** Extracted data **
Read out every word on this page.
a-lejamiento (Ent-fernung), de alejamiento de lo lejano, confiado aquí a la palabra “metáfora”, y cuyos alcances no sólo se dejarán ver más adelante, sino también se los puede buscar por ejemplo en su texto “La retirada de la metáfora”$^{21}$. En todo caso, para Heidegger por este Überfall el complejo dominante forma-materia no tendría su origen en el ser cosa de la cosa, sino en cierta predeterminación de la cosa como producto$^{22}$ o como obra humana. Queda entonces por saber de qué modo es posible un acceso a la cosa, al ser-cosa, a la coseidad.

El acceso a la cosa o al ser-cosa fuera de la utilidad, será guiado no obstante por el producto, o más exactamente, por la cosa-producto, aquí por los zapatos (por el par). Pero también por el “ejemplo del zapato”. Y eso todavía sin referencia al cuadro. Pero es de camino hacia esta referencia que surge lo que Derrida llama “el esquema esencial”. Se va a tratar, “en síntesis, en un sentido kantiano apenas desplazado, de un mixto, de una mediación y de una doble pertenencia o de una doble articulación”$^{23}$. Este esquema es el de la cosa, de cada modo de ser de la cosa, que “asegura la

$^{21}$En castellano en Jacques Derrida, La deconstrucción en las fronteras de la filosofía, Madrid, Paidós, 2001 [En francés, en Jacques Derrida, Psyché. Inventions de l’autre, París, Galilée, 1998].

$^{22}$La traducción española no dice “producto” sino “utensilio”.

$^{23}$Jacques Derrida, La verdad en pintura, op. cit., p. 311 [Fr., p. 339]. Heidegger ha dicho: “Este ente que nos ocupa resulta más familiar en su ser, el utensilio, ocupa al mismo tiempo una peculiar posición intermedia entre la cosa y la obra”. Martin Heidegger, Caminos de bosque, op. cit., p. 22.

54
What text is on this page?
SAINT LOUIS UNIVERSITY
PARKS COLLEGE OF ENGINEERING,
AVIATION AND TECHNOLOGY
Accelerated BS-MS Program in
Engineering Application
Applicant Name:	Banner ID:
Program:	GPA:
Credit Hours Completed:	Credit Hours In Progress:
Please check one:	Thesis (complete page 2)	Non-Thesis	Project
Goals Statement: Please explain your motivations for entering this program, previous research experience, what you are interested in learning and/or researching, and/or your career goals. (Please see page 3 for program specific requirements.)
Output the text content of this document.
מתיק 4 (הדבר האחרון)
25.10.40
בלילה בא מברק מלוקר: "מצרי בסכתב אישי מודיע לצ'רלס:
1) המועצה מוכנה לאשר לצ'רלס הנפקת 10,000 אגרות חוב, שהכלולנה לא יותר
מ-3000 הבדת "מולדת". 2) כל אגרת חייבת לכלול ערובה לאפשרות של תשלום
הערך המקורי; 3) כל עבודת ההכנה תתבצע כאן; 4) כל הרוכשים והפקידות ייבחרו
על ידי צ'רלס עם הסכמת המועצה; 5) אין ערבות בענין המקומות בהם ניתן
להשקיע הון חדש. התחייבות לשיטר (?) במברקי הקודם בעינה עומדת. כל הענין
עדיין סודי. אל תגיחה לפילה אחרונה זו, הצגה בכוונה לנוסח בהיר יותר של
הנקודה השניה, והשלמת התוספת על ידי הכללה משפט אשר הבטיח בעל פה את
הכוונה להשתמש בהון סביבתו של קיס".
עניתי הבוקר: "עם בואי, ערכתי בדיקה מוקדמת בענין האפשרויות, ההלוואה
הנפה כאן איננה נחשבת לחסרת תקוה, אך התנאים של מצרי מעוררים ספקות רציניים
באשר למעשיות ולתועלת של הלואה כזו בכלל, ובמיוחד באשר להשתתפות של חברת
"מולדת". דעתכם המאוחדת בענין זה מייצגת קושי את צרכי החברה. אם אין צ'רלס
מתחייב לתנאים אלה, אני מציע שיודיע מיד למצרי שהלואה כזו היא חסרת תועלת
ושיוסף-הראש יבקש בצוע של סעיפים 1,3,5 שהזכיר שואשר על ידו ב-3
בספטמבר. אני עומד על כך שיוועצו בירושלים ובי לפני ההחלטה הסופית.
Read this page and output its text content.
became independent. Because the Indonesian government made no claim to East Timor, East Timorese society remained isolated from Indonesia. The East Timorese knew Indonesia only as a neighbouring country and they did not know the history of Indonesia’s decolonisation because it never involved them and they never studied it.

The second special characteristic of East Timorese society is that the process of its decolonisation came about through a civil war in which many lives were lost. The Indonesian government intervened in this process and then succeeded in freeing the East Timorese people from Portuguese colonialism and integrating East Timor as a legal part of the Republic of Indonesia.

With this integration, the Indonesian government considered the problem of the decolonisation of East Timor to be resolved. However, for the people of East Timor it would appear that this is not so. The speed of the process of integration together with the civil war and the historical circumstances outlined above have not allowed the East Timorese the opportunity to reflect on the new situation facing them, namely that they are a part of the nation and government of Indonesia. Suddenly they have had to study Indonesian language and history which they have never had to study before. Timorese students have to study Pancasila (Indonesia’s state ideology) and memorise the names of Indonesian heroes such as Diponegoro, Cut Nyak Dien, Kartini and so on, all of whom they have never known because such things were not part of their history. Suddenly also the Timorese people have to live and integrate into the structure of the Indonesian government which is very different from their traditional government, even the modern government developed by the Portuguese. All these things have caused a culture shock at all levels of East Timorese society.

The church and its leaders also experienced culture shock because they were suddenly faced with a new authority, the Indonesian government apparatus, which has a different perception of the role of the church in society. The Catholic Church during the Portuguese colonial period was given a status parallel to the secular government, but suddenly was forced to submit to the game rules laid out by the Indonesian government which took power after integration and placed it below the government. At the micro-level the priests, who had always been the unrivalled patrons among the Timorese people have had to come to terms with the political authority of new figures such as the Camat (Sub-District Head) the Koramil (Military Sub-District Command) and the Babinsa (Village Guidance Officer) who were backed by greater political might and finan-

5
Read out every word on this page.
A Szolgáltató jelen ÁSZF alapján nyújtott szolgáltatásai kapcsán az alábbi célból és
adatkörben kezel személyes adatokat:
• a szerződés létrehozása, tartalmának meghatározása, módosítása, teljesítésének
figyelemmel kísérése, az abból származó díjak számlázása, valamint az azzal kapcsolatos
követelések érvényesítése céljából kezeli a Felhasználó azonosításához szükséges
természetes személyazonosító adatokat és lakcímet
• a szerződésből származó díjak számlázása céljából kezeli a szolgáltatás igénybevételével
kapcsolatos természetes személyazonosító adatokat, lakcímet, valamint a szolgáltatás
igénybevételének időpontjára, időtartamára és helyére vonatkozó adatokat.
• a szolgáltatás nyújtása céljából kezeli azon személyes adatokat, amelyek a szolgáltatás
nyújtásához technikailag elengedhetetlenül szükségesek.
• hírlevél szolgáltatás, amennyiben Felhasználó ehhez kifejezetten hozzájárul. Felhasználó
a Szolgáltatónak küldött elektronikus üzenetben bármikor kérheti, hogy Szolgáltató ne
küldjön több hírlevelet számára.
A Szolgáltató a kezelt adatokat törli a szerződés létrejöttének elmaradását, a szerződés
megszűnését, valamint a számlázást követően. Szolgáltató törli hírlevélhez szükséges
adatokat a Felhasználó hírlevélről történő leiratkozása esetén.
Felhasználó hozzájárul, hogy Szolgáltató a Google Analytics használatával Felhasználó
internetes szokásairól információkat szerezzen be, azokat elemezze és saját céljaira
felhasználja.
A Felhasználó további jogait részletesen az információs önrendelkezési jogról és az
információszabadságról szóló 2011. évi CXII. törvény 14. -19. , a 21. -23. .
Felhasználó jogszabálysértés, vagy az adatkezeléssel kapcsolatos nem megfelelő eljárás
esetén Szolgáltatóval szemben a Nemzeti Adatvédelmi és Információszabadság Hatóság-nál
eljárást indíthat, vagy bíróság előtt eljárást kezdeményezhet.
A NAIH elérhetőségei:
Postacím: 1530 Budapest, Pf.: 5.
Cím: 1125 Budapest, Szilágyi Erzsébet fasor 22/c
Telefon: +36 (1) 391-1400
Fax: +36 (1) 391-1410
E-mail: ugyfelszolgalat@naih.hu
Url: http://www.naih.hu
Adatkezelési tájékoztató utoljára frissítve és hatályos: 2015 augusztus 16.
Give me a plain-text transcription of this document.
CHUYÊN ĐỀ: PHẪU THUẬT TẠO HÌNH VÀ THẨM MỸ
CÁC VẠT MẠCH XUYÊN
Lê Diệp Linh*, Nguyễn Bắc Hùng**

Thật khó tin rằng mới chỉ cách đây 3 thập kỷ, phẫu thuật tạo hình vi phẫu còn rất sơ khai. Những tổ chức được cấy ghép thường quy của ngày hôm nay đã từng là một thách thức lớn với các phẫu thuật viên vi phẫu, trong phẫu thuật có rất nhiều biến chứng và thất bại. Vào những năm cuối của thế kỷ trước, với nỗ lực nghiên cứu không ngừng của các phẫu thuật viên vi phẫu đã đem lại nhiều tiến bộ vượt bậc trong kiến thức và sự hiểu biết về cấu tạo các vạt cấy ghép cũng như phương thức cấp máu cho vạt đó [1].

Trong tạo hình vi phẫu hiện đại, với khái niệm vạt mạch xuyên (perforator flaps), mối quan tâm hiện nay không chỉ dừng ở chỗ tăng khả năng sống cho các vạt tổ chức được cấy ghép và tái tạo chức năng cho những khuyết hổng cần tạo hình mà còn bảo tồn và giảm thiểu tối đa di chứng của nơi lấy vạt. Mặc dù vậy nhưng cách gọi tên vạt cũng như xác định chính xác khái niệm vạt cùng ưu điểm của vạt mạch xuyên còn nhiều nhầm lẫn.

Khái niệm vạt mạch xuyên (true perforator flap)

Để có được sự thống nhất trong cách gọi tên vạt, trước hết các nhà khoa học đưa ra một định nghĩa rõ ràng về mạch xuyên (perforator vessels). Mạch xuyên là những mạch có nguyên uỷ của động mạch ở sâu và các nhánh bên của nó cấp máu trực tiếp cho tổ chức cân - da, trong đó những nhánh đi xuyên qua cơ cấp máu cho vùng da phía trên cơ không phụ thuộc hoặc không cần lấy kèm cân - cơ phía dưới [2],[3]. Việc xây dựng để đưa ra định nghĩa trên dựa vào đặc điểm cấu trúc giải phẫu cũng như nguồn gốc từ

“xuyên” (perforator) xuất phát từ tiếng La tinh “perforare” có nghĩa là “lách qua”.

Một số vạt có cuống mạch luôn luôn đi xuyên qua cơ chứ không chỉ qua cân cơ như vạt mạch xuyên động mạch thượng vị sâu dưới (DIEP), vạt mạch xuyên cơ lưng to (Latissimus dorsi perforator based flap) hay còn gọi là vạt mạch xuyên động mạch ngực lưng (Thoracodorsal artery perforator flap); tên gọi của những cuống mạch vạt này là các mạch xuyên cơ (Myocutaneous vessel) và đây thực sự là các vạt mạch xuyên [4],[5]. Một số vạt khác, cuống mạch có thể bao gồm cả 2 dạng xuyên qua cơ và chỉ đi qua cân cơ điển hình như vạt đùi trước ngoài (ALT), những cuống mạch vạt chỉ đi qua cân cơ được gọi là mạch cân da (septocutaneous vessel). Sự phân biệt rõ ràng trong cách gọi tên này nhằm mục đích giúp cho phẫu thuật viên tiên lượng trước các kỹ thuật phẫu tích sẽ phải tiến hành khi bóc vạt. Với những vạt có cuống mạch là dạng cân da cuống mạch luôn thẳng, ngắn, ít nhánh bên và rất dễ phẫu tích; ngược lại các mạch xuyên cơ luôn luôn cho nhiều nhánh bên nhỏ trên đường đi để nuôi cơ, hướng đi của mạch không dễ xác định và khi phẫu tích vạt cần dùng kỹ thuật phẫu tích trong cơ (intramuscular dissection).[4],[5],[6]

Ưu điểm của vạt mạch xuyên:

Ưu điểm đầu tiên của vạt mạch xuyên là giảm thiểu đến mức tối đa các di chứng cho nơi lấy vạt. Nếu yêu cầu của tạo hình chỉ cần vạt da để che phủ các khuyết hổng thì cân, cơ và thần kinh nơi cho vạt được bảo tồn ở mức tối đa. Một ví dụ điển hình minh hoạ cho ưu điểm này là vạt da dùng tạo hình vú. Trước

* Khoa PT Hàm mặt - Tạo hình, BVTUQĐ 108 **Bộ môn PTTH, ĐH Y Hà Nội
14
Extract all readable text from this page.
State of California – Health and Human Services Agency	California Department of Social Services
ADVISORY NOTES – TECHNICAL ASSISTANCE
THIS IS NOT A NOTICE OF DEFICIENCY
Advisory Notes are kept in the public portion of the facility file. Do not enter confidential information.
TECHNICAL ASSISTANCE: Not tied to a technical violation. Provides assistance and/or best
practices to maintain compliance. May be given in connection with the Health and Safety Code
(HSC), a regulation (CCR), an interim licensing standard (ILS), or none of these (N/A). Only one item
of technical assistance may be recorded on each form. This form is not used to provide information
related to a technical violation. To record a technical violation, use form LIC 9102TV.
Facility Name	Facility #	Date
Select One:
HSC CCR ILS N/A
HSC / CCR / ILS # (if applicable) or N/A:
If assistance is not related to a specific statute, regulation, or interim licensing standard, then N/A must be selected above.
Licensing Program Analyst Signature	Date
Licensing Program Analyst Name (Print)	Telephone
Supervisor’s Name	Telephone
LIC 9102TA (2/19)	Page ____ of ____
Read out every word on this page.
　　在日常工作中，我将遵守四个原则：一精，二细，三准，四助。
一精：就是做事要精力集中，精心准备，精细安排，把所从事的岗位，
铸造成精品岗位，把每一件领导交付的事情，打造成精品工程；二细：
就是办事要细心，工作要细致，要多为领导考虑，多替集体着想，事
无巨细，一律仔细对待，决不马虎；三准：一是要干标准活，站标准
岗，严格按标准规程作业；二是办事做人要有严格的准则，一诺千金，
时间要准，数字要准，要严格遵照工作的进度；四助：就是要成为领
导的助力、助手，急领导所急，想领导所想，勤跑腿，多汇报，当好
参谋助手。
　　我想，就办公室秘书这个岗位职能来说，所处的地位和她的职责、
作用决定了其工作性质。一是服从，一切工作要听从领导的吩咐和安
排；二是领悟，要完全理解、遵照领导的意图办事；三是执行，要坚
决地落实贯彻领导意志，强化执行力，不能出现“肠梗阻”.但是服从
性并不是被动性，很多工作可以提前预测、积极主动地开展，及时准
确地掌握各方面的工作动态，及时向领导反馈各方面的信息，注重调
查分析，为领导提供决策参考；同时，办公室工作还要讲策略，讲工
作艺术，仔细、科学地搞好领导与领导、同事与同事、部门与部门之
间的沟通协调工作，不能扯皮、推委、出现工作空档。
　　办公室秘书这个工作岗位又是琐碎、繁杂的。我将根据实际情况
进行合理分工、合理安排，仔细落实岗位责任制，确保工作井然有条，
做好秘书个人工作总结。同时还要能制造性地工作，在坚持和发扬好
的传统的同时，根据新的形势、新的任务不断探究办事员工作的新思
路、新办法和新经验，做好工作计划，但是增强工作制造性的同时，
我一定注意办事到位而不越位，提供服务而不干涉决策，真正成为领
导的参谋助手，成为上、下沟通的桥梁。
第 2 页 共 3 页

** Task prompt **
Locate the word "then" in the records and collect each line it appears in.

** Correct output **
The second special characteristic of East Timorese society is that the process of its decolonisation came about through a civil war in which many lives were lost. The Indonesian government intervened in this process and then succeeded in freeing the East Timorese people from Portuguese colonialism and integrating East Timor as a legal part of the Republic of Indonesia.
If assistance is not related to a specific statute, regulation, or interim licensing standard, then N/A must be selected above.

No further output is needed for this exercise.